The passport itself is reasonably priced and the stamps are, of course, free. Each NPS facility has a stamp available at the visitor's center. If you don't see it just ask the ranger on duty. Some (e.g., Mt. Rushmore, Cape Hatteras Lighthouse) have special stamps with a depiction of the area/monument. Great fun!
You can obtain an NPS passport at any park Visitor's Center or online at the National Park Service Store.
You can find the passport stamp at the Visitor's Center. Further afield you can also get stamps at Devil's Postpile National Monument in Mammoth Lakes (approximately 2 hours north on U.S. 395 and west on California Highway 203) and at Yosemite National Park (approximately 3 hours north on U.S. 395).

TASK OBJECTIVE:
Answer these questions from the text on park passport stamps, each in a few words:
(a) Where can a person obtain an NPS passport?
(b) Which two places are named as having special stamps that depict the area or monument?
(c) About how long is the trip to Yosemite National Park, and by which route?
The records are separate material and have nothing to do with the text on park passport stamps.

MATERIAL PROVIDED:
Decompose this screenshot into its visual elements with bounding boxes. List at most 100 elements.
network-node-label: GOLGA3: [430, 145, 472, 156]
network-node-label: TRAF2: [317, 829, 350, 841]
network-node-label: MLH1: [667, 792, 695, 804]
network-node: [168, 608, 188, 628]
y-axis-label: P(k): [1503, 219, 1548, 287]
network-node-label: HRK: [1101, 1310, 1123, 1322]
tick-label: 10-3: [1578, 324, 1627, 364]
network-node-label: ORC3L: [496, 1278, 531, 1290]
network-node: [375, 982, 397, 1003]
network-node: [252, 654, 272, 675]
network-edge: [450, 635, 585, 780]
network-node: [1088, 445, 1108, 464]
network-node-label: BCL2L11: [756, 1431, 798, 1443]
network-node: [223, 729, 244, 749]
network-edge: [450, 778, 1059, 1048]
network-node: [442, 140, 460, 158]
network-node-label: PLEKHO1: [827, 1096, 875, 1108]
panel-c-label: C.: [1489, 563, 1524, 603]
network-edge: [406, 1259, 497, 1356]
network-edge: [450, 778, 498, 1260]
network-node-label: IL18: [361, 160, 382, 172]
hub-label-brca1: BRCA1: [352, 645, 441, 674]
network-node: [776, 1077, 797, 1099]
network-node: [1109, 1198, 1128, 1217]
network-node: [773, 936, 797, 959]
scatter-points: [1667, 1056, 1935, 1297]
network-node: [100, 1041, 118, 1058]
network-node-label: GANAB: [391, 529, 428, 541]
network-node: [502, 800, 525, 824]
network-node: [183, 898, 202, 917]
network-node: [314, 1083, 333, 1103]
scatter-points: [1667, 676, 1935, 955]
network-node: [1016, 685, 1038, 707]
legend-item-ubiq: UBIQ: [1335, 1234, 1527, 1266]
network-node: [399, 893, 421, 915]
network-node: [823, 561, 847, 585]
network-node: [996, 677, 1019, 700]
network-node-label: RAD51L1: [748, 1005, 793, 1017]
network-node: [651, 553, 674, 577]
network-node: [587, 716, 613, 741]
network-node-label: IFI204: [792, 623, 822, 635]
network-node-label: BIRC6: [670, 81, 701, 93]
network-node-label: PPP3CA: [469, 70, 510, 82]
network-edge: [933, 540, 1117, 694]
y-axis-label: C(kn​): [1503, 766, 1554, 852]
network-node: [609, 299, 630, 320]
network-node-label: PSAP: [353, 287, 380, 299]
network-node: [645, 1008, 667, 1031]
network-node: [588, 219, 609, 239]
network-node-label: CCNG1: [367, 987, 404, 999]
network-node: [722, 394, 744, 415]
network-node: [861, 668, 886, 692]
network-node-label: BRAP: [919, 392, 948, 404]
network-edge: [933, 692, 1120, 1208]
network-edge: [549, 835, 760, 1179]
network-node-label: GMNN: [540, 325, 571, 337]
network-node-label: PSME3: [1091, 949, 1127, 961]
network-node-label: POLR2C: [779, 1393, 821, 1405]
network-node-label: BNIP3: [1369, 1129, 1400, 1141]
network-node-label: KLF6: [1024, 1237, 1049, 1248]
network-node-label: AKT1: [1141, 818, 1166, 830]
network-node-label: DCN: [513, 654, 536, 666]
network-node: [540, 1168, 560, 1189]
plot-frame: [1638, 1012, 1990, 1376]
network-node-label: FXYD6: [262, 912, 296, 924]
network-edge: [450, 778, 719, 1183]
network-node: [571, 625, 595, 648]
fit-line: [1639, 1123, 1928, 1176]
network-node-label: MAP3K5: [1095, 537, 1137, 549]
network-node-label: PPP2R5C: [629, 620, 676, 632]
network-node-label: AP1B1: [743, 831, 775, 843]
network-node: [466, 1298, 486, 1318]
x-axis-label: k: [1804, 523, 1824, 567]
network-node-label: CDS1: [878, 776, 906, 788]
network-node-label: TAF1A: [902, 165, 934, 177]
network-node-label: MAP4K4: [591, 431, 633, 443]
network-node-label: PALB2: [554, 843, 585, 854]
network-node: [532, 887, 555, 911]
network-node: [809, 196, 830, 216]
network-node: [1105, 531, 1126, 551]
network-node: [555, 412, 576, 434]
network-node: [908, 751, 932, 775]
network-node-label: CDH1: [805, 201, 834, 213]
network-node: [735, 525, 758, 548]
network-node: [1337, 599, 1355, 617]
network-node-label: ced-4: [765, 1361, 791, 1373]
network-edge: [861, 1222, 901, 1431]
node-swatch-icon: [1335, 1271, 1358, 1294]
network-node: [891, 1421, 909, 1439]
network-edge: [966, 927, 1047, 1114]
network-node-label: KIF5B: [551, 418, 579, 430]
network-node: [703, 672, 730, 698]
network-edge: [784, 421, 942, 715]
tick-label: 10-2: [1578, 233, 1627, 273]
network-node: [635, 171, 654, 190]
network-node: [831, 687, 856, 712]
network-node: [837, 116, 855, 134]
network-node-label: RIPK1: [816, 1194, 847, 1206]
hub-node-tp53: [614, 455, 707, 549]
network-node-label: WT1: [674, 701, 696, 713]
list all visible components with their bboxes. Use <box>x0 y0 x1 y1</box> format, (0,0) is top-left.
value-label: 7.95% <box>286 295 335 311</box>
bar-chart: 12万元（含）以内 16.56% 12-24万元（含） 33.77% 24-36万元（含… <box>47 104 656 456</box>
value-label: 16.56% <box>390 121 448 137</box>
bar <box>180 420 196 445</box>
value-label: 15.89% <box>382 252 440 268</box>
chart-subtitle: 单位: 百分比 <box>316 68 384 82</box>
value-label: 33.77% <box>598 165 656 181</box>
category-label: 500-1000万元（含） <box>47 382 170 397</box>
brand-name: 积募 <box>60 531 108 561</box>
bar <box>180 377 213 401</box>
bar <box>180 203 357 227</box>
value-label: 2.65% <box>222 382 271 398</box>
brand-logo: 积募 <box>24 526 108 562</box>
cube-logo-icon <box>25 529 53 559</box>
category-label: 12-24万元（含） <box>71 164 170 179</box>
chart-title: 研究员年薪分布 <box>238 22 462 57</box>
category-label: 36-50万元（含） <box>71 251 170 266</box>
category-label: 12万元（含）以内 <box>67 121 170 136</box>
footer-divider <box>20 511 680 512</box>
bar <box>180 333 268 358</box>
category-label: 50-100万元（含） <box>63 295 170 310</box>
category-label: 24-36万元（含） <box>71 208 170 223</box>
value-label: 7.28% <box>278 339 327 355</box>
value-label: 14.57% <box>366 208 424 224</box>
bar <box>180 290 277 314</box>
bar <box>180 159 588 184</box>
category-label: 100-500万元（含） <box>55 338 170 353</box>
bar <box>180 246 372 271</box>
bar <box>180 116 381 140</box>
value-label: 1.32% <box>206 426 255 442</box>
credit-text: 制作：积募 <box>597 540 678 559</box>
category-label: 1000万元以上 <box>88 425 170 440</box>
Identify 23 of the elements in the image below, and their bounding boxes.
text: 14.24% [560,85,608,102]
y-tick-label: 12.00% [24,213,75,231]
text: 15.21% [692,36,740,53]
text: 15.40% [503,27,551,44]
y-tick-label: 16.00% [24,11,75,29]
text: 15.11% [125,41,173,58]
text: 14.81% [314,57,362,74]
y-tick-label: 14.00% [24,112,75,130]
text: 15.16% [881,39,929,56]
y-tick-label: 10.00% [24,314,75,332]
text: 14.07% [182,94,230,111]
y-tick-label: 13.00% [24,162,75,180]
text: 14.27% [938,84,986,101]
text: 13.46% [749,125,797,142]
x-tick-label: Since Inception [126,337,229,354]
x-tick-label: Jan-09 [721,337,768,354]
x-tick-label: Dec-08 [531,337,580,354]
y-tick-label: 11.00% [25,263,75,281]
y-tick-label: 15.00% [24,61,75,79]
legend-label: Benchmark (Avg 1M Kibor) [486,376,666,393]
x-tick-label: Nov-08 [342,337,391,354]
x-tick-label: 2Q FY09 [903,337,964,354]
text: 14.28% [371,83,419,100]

WRITTEN ANSWER:
(a) At any park Visitor's Center or online at the National Park Service Store.
(b) Mt. Rushmore and Cape Hatteras Lighthouse.
(c) About 3 hours, north on U.S. 395.